======== DATA EXTRACT ========

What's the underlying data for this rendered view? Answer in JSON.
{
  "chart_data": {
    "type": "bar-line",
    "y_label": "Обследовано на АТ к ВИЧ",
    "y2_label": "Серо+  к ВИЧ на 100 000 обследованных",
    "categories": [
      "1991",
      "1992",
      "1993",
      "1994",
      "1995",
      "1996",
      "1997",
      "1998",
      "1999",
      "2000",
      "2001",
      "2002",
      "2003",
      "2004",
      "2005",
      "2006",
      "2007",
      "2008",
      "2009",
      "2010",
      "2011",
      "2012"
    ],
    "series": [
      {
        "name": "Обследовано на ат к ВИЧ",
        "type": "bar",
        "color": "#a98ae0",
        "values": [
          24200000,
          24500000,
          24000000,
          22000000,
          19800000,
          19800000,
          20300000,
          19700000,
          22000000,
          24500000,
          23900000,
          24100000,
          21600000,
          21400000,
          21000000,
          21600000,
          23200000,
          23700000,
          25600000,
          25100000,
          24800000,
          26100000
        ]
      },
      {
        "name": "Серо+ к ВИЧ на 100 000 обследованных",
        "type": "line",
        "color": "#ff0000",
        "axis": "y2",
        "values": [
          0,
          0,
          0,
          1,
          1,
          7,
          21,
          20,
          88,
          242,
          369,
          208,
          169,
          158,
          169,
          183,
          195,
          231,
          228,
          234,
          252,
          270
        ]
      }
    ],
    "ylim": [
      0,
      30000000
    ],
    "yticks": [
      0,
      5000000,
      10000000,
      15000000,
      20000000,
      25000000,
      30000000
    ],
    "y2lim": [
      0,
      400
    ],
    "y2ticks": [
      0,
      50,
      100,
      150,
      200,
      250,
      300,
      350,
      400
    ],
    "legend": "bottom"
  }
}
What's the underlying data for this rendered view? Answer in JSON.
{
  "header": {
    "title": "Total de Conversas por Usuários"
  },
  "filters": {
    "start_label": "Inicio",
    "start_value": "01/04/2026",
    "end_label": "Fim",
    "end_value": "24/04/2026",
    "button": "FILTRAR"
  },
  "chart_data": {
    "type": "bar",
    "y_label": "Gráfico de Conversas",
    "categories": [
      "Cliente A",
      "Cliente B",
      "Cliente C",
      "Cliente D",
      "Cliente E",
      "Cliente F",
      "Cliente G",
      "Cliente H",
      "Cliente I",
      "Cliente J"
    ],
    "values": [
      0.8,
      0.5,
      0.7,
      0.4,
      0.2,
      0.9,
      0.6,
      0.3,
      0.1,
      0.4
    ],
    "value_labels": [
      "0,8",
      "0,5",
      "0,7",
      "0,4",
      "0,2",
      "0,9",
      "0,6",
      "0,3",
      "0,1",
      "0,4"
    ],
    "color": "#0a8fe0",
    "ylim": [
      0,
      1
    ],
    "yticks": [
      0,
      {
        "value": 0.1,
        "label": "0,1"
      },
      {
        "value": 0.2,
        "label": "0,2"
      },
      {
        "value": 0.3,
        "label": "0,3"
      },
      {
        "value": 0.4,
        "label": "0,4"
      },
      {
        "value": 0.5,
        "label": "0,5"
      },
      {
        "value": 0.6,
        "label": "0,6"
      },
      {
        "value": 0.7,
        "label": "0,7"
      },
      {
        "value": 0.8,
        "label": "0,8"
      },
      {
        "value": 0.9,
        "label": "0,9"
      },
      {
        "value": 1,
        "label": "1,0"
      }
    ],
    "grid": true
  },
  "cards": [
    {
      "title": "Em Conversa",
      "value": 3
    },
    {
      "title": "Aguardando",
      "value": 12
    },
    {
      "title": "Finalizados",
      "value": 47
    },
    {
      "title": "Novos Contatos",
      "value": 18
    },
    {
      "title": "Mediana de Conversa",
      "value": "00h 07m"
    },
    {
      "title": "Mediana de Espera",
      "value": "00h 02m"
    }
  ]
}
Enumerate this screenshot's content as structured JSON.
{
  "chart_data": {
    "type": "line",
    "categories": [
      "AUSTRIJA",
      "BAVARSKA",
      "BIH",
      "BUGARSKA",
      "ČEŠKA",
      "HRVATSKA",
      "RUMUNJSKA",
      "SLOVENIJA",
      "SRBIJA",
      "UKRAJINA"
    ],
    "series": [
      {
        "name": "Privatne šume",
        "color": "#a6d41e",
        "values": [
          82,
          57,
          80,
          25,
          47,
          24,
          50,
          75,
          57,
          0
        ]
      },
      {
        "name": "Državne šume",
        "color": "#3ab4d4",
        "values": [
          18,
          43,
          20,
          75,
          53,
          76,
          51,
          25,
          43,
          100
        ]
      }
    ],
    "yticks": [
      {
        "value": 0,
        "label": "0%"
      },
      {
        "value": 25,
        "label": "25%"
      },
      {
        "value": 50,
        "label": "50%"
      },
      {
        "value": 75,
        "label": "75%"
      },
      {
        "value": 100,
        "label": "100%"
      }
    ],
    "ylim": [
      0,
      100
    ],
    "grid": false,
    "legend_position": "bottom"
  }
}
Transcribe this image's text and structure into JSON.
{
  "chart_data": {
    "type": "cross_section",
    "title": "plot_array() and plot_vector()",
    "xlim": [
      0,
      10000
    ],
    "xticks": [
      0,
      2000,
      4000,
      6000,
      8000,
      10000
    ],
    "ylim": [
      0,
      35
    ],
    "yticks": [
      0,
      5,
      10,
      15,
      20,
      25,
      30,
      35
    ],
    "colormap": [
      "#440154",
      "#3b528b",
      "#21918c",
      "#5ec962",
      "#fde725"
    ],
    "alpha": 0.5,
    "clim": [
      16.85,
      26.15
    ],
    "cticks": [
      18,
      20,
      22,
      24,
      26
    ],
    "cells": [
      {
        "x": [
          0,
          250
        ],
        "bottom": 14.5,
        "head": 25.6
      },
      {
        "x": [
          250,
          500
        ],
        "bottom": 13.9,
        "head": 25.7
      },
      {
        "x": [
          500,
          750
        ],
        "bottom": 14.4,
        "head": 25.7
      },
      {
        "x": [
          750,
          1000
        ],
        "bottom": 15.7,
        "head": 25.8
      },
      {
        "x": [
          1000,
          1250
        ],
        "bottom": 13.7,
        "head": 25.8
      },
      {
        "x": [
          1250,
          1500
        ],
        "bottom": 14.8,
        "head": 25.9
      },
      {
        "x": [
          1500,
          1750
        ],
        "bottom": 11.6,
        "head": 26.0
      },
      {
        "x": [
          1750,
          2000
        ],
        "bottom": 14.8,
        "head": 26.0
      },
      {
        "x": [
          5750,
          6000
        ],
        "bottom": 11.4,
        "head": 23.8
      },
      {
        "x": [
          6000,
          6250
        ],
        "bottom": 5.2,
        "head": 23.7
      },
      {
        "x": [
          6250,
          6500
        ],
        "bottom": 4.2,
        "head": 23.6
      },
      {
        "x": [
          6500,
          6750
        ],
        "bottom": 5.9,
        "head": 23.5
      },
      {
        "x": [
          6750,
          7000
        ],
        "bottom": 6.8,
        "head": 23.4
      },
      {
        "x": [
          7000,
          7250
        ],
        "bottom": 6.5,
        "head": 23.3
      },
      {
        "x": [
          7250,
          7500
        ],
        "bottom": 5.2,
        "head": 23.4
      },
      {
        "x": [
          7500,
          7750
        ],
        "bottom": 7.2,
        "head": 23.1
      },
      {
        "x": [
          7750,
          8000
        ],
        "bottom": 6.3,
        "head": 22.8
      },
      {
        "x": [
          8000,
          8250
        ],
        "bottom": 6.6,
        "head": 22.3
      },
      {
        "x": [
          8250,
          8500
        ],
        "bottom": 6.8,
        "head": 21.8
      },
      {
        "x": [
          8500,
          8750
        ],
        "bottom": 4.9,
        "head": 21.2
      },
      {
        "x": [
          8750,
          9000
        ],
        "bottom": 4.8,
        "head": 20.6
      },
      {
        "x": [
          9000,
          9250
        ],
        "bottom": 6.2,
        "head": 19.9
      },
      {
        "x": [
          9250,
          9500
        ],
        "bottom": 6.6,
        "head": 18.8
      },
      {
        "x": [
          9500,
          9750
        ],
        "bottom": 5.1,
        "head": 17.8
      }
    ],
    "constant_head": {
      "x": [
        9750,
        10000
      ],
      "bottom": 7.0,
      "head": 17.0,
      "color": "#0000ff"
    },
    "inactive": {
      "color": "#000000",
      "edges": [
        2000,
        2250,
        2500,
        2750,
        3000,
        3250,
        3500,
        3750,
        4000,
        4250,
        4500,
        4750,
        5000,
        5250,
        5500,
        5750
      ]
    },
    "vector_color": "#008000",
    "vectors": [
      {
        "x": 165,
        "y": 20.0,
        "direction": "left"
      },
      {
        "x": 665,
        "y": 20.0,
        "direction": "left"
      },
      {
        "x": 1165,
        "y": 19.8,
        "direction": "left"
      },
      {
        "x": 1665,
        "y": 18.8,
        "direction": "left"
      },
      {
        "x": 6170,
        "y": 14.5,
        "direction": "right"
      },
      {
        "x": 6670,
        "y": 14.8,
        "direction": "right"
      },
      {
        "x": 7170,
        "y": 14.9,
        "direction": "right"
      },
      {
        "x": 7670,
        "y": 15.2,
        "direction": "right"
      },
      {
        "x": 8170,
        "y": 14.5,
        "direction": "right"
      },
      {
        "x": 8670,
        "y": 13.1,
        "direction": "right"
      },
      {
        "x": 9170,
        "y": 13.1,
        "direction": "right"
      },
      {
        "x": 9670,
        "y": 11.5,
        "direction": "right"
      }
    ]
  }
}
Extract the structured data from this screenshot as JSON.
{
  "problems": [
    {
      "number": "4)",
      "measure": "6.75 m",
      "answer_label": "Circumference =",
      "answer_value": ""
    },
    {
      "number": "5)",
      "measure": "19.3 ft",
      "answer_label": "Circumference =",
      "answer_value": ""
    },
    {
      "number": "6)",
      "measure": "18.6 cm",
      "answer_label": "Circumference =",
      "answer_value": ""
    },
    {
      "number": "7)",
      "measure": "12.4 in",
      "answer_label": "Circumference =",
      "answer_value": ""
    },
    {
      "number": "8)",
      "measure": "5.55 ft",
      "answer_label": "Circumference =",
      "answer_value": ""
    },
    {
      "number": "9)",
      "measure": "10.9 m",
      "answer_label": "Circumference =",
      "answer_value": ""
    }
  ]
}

========

WHAT YOU ARE ASKED TO DO: Return the line that contains "Extract the structured" and all lines after it, verbatim, and nothing else.

TASK OUTPUT:
Extract the structured data from this screenshot as JSON.
{
  "problems": [
    {
      "number": "4)",
      "measure": "6.75 m",
      "answer_label": "Circumference =",
      "answer_value": ""
    },
    {
      "number": "5)",
      "measure": "19.3 ft",
      "answer_label": "Circumference =",
      "answer_value": ""
    },
    {
      "number": "6)",
      "measure": "18.6 cm",
      "answer_label": "Circumference =",
      "answer_value": ""
    },
    {
      "number": "7)",
      "measure": "12.4 in",
      "answer_label": "Circumference =",
      "answer_value": ""
    },
    {
      "number": "8)",
      "measure": "5.55 ft",
      "answer_label": "Circumference =",
      "answer_value": ""
    },
    {
      "number": "9)",
      "measure": "10.9 m",
      "answer_label": "Circumference =",
      "answer_value": ""
    }
  ]
}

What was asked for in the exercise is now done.